• [Records for this exercise]:
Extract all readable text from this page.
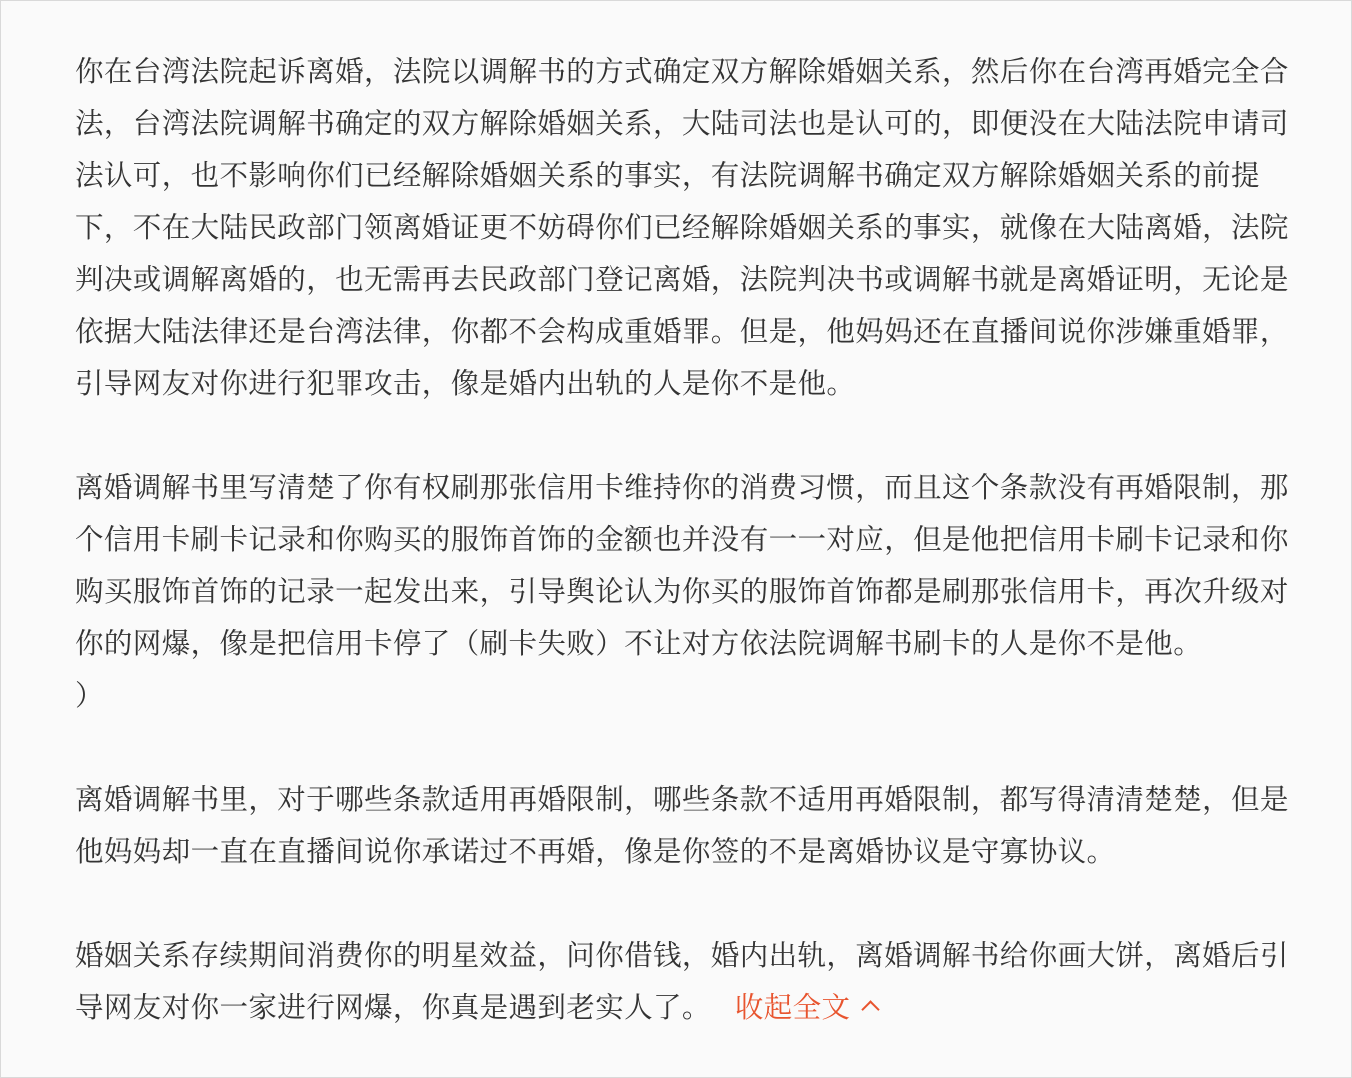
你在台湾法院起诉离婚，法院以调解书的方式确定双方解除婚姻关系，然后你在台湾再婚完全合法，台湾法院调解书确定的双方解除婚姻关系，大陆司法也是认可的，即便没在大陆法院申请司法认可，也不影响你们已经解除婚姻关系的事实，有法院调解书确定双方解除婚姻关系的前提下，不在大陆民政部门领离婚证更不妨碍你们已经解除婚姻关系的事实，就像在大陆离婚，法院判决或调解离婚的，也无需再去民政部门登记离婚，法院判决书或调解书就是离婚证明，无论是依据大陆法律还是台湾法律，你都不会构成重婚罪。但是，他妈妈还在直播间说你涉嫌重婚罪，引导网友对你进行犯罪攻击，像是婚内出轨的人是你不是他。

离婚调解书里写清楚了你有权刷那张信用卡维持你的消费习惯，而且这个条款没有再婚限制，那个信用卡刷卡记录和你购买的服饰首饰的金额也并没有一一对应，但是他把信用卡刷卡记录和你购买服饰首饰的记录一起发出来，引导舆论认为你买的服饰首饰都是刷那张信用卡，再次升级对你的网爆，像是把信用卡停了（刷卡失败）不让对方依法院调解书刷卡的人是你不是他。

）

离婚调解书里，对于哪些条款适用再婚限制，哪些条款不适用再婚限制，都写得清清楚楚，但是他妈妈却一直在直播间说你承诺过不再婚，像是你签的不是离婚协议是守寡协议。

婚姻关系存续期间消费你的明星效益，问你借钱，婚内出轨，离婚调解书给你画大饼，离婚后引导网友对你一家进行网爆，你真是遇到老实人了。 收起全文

• [Objective]: Pictures appear in the records above. Output everything except them, exactly.

• [The output]:
Extract all readable text from this page.
你在台湾法院起诉离婚，法院以调解书的方式确定双方解除婚姻关系，然后你在台湾再婚完全合法，台湾法院调解书确定的双方解除婚姻关系，大陆司法也是认可的，即便没在大陆法院申请司法认可，也不影响你们已经解除婚姻关系的事实，有法院调解书确定双方解除婚姻关系的前提下，不在大陆民政部门领离婚证更不妨碍你们已经解除婚姻关系的事实，就像在大陆离婚，法院判决或调解离婚的，也无需再去民政部门登记离婚，法院判决书或调解书就是离婚证明，无论是依据大陆法律还是台湾法律，你都不会构成重婚罪。但是，他妈妈还在直播间说你涉嫌重婚罪，引导网友对你进行犯罪攻击，像是婚内出轨的人是你不是他。

离婚调解书里写清楚了你有权刷那张信用卡维持你的消费习惯，而且这个条款没有再婚限制，那个信用卡刷卡记录和你购买的服饰首饰的金额也并没有一一对应，但是他把信用卡刷卡记录和你购买服饰首饰的记录一起发出来，引导舆论认为你买的服饰首饰都是刷那张信用卡，再次升级对你的网爆，像是把信用卡停了（刷卡失败）不让对方依法院调解书刷卡的人是你不是他。

）

离婚调解书里，对于哪些条款适用再婚限制，哪些条款不适用再婚限制，都写得清清楚楚，但是他妈妈却一直在直播间说你承诺过不再婚，像是你签的不是离婚协议是守寡协议。

婚姻关系存续期间消费你的明星效益，问你借钱，婚内出轨，离婚调解书给你画大饼，离婚后引导网友对你一家进行网爆，你真是遇到老实人了。 收起全文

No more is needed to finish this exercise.